Sex determination and differentiation in fish: genetic, genomic, and endocrine aspects
Résumé
Sexual dimorphism is probably the most penetrant but plastic feature of animal physiology, morphology and behavior. Despite the quasi‐universality of that phenomenon itself, the different mechanisms of how sex is specified and determined are very diverse among various organismic groups. In contrast to the other vertebrates, in which the same genetic sex determination systems are shared by most species, the diversity of sex determination systems is especially obvious in fish where, within groups of closely related species, a wide spectrum of different systems can be found.
Classically, sex determination mechanisms are divided in two major categories, either (i) genetic sex determination (GSD) or (ii) environmental sex determination (ESD). Interestingly, among each type, a multitude of mechanisms of how to spark either male or female gonadal development have been described. While it appears that the phenotypic expression of sex might be better seen as a threshold trait, for which very plastic and modular networks of interactions are influenced by a variety of “master” or “minor” triggers, practically, combinations (of various degrees) of the different systems (GSD and ESD) are also frequently observed. Because the amazing diversity of sex triggers in fish emphasizes the many options possible at the sex determination stage to switch and supervise over the destiny of the gonads, fish on the whole are an attractive system for studying the evolution of sex determining genes and regulatory networks, in relation to the emergence and turnover of master sex‐determining genes.

DATA EXTRACT:
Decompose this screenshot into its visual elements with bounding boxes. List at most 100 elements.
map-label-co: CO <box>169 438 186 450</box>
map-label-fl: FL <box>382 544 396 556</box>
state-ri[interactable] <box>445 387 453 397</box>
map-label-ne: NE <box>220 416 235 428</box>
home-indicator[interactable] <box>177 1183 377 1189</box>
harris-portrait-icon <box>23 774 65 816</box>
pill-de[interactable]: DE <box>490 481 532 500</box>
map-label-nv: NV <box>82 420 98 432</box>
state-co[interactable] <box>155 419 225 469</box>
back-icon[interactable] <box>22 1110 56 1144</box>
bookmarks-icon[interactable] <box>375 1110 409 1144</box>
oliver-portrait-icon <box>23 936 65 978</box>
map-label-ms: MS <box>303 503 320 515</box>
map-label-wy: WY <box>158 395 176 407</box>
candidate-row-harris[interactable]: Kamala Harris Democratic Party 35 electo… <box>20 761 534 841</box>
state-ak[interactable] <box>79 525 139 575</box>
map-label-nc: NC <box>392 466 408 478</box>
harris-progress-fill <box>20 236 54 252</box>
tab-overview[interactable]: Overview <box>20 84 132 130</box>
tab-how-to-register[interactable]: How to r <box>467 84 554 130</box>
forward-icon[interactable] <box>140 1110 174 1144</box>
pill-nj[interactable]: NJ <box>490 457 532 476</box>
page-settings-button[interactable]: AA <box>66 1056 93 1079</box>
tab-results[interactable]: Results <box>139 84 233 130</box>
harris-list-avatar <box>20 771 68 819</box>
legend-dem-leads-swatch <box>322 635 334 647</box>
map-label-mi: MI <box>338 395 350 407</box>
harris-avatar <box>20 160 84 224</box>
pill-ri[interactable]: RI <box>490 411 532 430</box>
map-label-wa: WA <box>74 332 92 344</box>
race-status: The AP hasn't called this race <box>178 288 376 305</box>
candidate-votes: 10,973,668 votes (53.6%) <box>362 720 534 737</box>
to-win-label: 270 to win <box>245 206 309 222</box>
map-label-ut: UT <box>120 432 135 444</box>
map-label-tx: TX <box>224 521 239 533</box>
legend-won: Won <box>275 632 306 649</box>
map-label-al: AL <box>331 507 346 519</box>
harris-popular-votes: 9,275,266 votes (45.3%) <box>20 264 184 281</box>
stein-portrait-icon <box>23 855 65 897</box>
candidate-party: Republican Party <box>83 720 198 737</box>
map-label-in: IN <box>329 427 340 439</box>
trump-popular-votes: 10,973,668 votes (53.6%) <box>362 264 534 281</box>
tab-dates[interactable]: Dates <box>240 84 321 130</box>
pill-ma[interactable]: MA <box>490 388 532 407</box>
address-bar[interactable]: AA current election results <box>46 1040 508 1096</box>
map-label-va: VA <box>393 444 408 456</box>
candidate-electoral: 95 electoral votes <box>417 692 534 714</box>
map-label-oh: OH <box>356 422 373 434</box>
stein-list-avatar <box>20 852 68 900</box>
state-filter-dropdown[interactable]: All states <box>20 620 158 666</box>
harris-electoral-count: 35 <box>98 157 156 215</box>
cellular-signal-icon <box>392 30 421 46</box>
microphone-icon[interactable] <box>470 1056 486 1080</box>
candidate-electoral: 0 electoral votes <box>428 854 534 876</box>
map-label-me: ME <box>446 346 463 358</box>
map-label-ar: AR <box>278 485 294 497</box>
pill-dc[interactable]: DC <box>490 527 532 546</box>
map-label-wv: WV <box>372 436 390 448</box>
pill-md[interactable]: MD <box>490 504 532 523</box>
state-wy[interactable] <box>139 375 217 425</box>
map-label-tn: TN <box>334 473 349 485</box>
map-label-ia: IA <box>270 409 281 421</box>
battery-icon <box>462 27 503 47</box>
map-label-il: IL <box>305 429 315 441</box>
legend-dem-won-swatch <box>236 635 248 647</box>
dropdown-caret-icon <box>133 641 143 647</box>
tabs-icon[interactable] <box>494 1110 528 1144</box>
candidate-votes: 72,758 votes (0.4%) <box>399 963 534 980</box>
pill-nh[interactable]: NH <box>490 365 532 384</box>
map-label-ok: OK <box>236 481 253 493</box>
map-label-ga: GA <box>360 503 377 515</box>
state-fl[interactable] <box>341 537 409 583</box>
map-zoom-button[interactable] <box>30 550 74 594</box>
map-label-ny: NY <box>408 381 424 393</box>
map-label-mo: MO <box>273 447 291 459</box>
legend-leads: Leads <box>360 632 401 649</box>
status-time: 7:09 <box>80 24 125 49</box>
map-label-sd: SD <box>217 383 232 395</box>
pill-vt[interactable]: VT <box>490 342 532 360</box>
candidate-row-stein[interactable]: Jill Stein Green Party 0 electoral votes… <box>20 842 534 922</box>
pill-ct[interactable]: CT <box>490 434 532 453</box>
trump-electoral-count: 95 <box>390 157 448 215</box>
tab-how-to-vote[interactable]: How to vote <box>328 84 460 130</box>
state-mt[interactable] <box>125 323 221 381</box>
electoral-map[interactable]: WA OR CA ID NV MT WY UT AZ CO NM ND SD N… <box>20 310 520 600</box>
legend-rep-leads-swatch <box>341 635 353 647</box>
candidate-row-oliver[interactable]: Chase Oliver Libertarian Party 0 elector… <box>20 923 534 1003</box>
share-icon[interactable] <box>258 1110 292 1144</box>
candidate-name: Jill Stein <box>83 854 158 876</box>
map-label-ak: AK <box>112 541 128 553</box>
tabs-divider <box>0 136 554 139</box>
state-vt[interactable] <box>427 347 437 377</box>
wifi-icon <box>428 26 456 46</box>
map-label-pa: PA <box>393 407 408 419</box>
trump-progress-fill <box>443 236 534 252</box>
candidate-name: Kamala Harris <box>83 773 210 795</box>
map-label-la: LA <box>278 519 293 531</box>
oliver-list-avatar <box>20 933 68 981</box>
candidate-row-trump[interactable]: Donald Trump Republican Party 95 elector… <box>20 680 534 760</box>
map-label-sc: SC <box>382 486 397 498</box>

WHAT THE EXERCISE ASKS: Repeat the text on sex determination in fish exactly, everything from "Sex determination and" down to "can be found.".

EXERCISE SOLUTION:
Sex determination and differentiation in fish: genetic, genomic, and endocrine aspects
Résumé
Sexual dimorphism is probably the most penetrant but plastic feature of animal physiology, morphology and behavior. Despite the quasi‐universality of that phenomenon itself, the different mechanisms of how sex is specified and determined are very diverse among various organismic groups. In contrast to the other vertebrates, in which the same genetic sex determination systems are shared by most species, the diversity of sex determination systems is especially obvious in fish where, within groups of closely related species, a wide spectrum of different systems can be found.